> **YOUR OBJECTIVE**
Exclude the pictures, then repeat the remaining data exactly.

Dataset entries on figures
○ ○ ○ ○ ○

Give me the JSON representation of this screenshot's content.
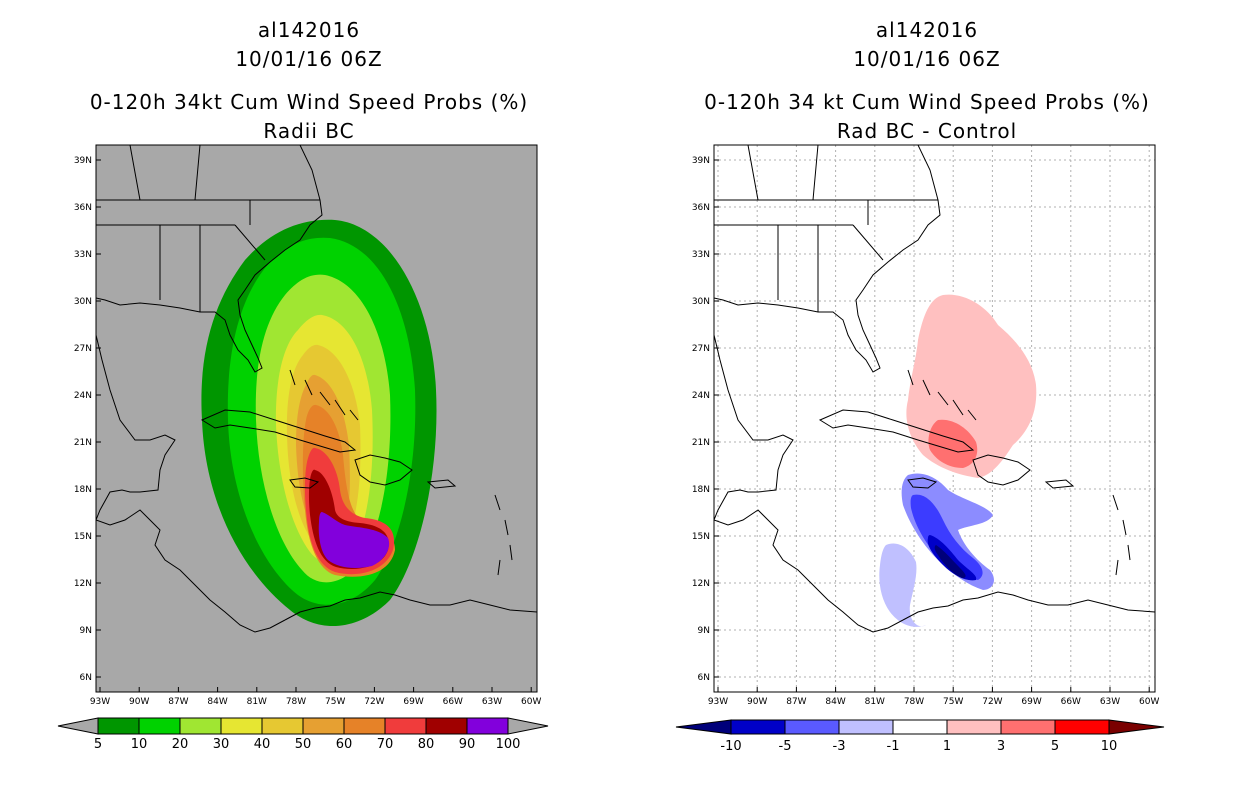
{
  "left": {
    "storm_id": "al142016",
    "datetime": "10/01/16 06Z",
    "title": "0-120h 34kt Cum Wind Speed Probs (%)",
    "subtitle": "Radii BC",
    "background_color": "#a8a8a8",
    "colorbar": {
      "labels": [
        "5",
        "10",
        "20",
        "30",
        "40",
        "50",
        "60",
        "70",
        "80",
        "90",
        "100"
      ],
      "colors": [
        "#009600",
        "#00d200",
        "#a0e632",
        "#e6e632",
        "#e6c832",
        "#e6a032",
        "#e68228",
        "#f03c3c",
        "#a00000",
        "#8200dc"
      ]
    }
  },
  "right": {
    "storm_id": "al142016",
    "datetime": "10/01/16 06Z",
    "title": "0-120h 34 kt Cum Wind Speed Probs (%)",
    "subtitle": "Rad BC - Control",
    "background_color": "#ffffff",
    "colorbar": {
      "labels": [
        "-10",
        "-5",
        "-3",
        "-1",
        "1",
        "3",
        "5",
        "10"
      ],
      "colors": [
        "#0000c8",
        "#5a5aff",
        "#c0c0ff",
        "#ffffff",
        "#ffc0c0",
        "#ff7070",
        "#ff0000"
      ],
      "end_left": "#00007a",
      "end_right": "#7a0000"
    }
  },
  "axes": {
    "lon_labels": [
      "93W",
      "90W",
      "87W",
      "84W",
      "81W",
      "78W",
      "75W",
      "72W",
      "69W",
      "66W",
      "63W",
      "60W"
    ],
    "lat_labels": [
      "39N",
      "36N",
      "33N",
      "30N",
      "27N",
      "24N",
      "21N",
      "18N",
      "15N",
      "12N",
      "9N",
      "6N"
    ]
  }
}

○ ○ ○ ○ ○

> **SOLUTION TO THIS TASK**
Give me the JSON representation of this screenshot's content.
{
  "left": {
    "storm_id": "al142016",
    "datetime": "10/01/16 06Z",
    "title": "0-120h 34kt Cum Wind Speed Probs (%)",
    "subtitle": "Radii BC",
    "background_color": "#a8a8a8",
    "colorbar": {
      "labels": [
        "5",
        "10",
        "20",
        "30",
        "40",
        "50",
        "60",
        "70",
        "80",
        "90",
        "100"
      ],
      "colors": [
        "#009600",
        "#00d200",
        "#a0e632",
        "#e6e632",
        "#e6c832",
        "#e6a032",
        "#e68228",
        "#f03c3c",
        "#a00000",
        "#8200dc"
      ]
    }
  },
  "right": {
    "storm_id": "al142016",
    "datetime": "10/01/16 06Z",
    "title": "0-120h 34 kt Cum Wind Speed Probs (%)",
    "subtitle": "Rad BC - Control",
    "background_color": "#ffffff",
    "colorbar": {
      "labels": [
        "-10",
        "-5",
        "-3",
        "-1",
        "1",
        "3",
        "5",
        "10"
      ],
      "colors": [
        "#0000c8",
        "#5a5aff",
        "#c0c0ff",
        "#ffffff",
        "#ffc0c0",
        "#ff7070",
        "#ff0000"
      ],
      "end_left": "#00007a",
      "end_right": "#7a0000"
    }
  },
  "axes": {
    "lon_labels": [
      "93W",
      "90W",
      "87W",
      "84W",
      "81W",
      "78W",
      "75W",
      "72W",
      "69W",
      "66W",
      "63W",
      "60W"
    ],
    "lat_labels": [
      "39N",
      "36N",
      "33N",
      "30N",
      "27N",
      "24N",
      "21N",
      "18N",
      "15N",
      "12N",
      "9N",
      "6N"
    ]
  }
}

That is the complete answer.